→ To be done:
List all the lines in these records that hold "какъ".

* START Material for the task *

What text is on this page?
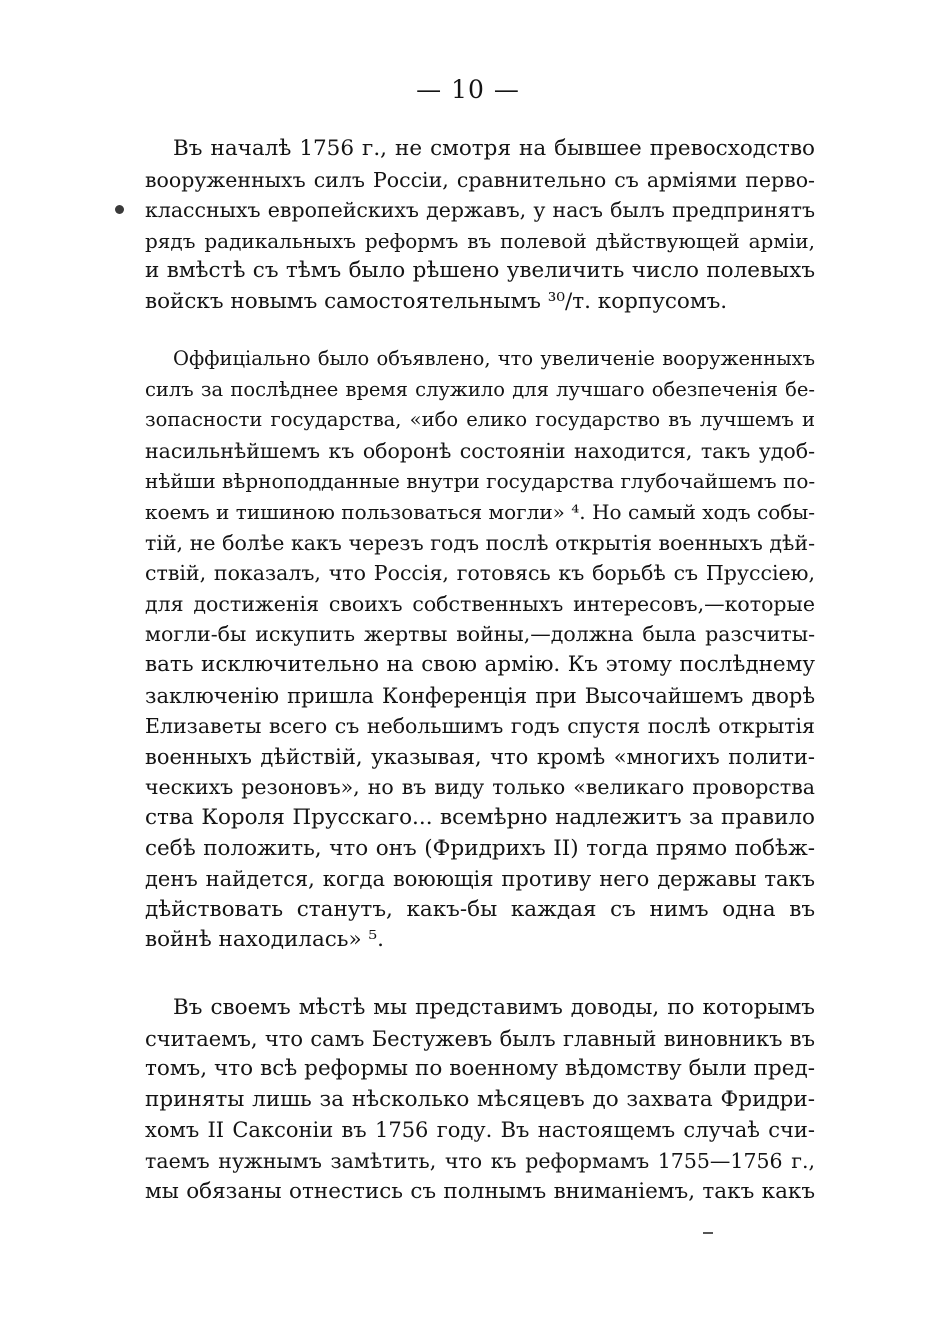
— 10 —
Въ началѣ 1756 г., не смотря на бывшее превосходство
вооруженныхъ силъ Россіи, сравнительно съ арміями перво-
классныхъ европейскихъ державъ, у насъ былъ предпринятъ
рядъ радикальныхъ реформъ въ полевой дѣйствующей арміи,
и вмѣстѣ съ тѣмъ было рѣшено увеличить число полевыхъ
войскъ новымъ самостоятельнымъ ³⁰/т. корпусомъ.
Оффиціально было объявлено, что увеличеніе вооруженныхъ
силъ за послѣднее время служило для лучшаго обезпеченія бе-
зопасности государства, «ибо елико государство въ лучшемъ и
насильнѣйшемъ къ оборонѣ состояніи находится, такъ удоб-
нѣйши вѣрноподданные внутри государства глубочайшемъ по-
коемъ и тишиною пользоваться могли» ⁴. Но самый ходъ собы-
тій, не болѣе какъ черезъ годъ послѣ открытія военныхъ дѣй-
ствій, показалъ, что Россія, готовясь къ борьбѣ съ Пруссіею,
для достиженія своихъ собственныхъ интересовъ,—которые
могли-бы искупить жертвы войны,—должна была разсчиты-
вать исключительно на свою армію. Къ этому послѣднему
заключенію пришла Конференція при Высочайшемъ дворѣ
Елизаветы всего съ небольшимъ годъ спустя послѣ открытія
военныхъ дѣйствій, указывая, что кромѣ «многихъ полити-
ческихъ резоновъ», но въ виду только «великаго проворства
ства Короля Прусскаго... всемѣрно надлежитъ за правило
себѣ положить, что онъ (Фридрихъ II) тогда прямо побѣж-
денъ найдется, когда воюющія противу него державы такъ
дѣйствовать станутъ, какъ-бы каждая съ нимъ одна въ
войнѣ находилась» ⁵.
Въ своемъ мѣстѣ мы представимъ доводы, по которымъ
считаемъ, что самъ Бестужевъ былъ главный виновникъ въ
томъ, что всѣ реформы по военному вѣдомству были пред-
приняты лишь за нѣсколько мѣсяцевъ до захвата Фридри-
хомъ II Саксоніи въ 1756 году. Въ настоящемъ случаѣ счи-
таемъ нужнымъ замѣтить, что къ реформамъ 1755—1756 г.,
мы обязаны отнестись съ полнымъ вниманіемъ, такъ какъ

* END Material for the task *

→ Solution to this task:
тій, не болѣе какъ черезъ годъ послѣ открытія военныхъ дѣй-
дѣйствовать станутъ, какъ-бы каждая съ нимъ одна въ
мы обязаны отнестись съ полнымъ вниманіемъ, такъ какъ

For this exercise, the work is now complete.